[[ Information shown open ]]

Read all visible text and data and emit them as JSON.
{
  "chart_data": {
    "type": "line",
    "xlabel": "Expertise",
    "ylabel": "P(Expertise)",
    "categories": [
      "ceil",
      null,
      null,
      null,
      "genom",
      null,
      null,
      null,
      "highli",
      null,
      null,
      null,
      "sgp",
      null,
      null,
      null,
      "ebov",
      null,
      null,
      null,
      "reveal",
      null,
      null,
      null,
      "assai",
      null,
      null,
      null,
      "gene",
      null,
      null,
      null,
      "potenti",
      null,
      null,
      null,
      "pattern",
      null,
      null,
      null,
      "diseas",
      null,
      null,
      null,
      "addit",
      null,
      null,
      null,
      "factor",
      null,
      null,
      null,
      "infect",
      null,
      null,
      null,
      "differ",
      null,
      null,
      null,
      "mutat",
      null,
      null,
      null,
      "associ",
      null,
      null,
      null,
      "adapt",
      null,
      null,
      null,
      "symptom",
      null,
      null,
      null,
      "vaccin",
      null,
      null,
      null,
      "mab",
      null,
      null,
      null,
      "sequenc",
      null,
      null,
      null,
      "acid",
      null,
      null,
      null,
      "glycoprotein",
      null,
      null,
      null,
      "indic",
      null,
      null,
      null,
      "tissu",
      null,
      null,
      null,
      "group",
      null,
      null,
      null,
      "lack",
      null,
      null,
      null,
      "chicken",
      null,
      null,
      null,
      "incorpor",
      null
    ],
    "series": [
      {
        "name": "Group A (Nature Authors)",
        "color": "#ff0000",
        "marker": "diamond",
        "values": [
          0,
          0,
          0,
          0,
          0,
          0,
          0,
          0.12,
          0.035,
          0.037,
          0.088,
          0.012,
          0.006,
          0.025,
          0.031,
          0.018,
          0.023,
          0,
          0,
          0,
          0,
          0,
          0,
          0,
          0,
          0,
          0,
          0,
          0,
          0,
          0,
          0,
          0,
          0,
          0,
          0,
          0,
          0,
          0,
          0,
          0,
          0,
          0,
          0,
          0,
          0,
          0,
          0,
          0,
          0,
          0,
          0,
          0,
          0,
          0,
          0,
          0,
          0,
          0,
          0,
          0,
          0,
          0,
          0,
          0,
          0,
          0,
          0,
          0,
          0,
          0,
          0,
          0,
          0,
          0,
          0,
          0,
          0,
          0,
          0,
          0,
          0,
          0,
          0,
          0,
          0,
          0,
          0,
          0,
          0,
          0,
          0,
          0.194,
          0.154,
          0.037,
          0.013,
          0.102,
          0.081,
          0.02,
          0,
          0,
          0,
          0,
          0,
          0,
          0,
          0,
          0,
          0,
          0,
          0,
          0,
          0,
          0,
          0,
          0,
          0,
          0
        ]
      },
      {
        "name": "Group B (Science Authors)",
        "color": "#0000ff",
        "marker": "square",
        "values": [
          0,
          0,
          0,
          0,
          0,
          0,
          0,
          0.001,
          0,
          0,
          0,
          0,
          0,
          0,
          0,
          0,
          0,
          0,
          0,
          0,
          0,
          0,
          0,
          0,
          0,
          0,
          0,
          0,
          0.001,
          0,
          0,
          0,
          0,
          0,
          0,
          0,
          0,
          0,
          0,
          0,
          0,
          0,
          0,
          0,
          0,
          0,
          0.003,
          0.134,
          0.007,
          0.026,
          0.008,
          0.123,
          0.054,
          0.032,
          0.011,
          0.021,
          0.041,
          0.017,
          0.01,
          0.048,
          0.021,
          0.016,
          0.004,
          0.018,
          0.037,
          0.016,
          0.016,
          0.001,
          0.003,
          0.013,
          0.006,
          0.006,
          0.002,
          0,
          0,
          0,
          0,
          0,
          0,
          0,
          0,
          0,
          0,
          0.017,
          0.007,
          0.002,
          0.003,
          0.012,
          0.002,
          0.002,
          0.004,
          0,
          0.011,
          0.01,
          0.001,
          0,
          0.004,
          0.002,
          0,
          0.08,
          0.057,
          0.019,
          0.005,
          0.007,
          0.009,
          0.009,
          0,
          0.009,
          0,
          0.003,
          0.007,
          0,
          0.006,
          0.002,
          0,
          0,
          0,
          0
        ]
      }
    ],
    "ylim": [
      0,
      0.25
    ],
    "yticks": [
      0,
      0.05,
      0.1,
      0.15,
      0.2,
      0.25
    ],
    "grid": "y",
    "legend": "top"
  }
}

[[ Information shown closed ]]

• _Task to carry out_
Your answer must consist of every line above, reproduced exactly.

• _Your solution_
Read all visible text and data and emit them as JSON.
{
  "chart_data": {
    "type": "line",
    "xlabel": "Expertise",
    "ylabel": "P(Expertise)",
    "categories": [
      "ceil",
      null,
      null,
      null,
      "genom",
      null,
      null,
      null,
      "highli",
      null,
      null,
      null,
      "sgp",
      null,
      null,
      null,
      "ebov",
      null,
      null,
      null,
      "reveal",
      null,
      null,
      null,
      "assai",
      null,
      null,
      null,
      "gene",
      null,
      null,
      null,
      "potenti",
      null,
      null,
      null,
      "pattern",
      null,
      null,
      null,
      "diseas",
      null,
      null,
      null,
      "addit",
      null,
      null,
      null,
      "factor",
      null,
      null,
      null,
      "infect",
      null,
      null,
      null,
      "differ",
      null,
      null,
      null,
      "mutat",
      null,
      null,
      null,
      "associ",
      null,
      null,
      null,
      "adapt",
      null,
      null,
      null,
      "symptom",
      null,
      null,
      null,
      "vaccin",
      null,
      null,
      null,
      "mab",
      null,
      null,
      null,
      "sequenc",
      null,
      null,
      null,
      "acid",
      null,
      null,
      null,
      "glycoprotein",
      null,
      null,
      null,
      "indic",
      null,
      null,
      null,
      "tissu",
      null,
      null,
      null,
      "group",
      null,
      null,
      null,
      "lack",
      null,
      null,
      null,
      "chicken",
      null,
      null,
      null,
      "incorpor",
      null
    ],
    "series": [
      {
        "name": "Group A (Nature Authors)",
        "color": "#ff0000",
        "marker": "diamond",
        "values": [
          0,
          0,
          0,
          0,
          0,
          0,
          0,
          0.12,
          0.035,
          0.037,
          0.088,
          0.012,
          0.006,
          0.025,
          0.031,
          0.018,
          0.023,
          0,
          0,
          0,
          0,
          0,
          0,
          0,
          0,
          0,
          0,
          0,
          0,
          0,
          0,
          0,
          0,
          0,
          0,
          0,
          0,
          0,
          0,
          0,
          0,
          0,
          0,
          0,
          0,
          0,
          0,
          0,
          0,
          0,
          0,
          0,
          0,
          0,
          0,
          0,
          0,
          0,
          0,
          0,
          0,
          0,
          0,
          0,
          0,
          0,
          0,
          0,
          0,
          0,
          0,
          0,
          0,
          0,
          0,
          0,
          0,
          0,
          0,
          0,
          0,
          0,
          0,
          0,
          0,
          0,
          0,
          0,
          0,
          0,
          0,
          0,
          0.194,
          0.154,
          0.037,
          0.013,
          0.102,
          0.081,
          0.02,
          0,
          0,
          0,
          0,
          0,
          0,
          0,
          0,
          0,
          0,
          0,
          0,
          0,
          0,
          0,
          0,
          0,
          0,
          0
        ]
      },
      {
        "name": "Group B (Science Authors)",
        "color": "#0000ff",
        "marker": "square",
        "values": [
          0,
          0,
          0,
          0,
          0,
          0,
          0,
          0.001,
          0,
          0,
          0,
          0,
          0,
          0,
          0,
          0,
          0,
          0,
          0,
          0,
          0,
          0,
          0,
          0,
          0,
          0,
          0,
          0,
          0.001,
          0,
          0,
          0,
          0,
          0,
          0,
          0,
          0,
          0,
          0,
          0,
          0,
          0,
          0,
          0,
          0,
          0,
          0.003,
          0.134,
          0.007,
          0.026,
          0.008,
          0.123,
          0.054,
          0.032,
          0.011,
          0.021,
          0.041,
          0.017,
          0.01,
          0.048,
          0.021,
          0.016,
          0.004,
          0.018,
          0.037,
          0.016,
          0.016,
          0.001,
          0.003,
          0.013,
          0.006,
          0.006,
          0.002,
          0,
          0,
          0,
          0,
          0,
          0,
          0,
          0,
          0,
          0,
          0.017,
          0.007,
          0.002,
          0.003,
          0.012,
          0.002,
          0.002,
          0.004,
          0,
          0.011,
          0.01,
          0.001,
          0,
          0.004,
          0.002,
          0,
          0.08,
          0.057,
          0.019,
          0.005,
          0.007,
          0.009,
          0.009,
          0,
          0.009,
          0,
          0.003,
          0.007,
          0,
          0.006,
          0.002,
          0,
          0,
          0,
          0
        ]
      }
    ],
    "ylim": [
      0,
      0.25
    ],
    "yticks": [
      0,
      0.05,
      0.1,
      0.15,
      0.2,
      0.25
    ],
    "grid": "y",
    "legend": "top"
  }
}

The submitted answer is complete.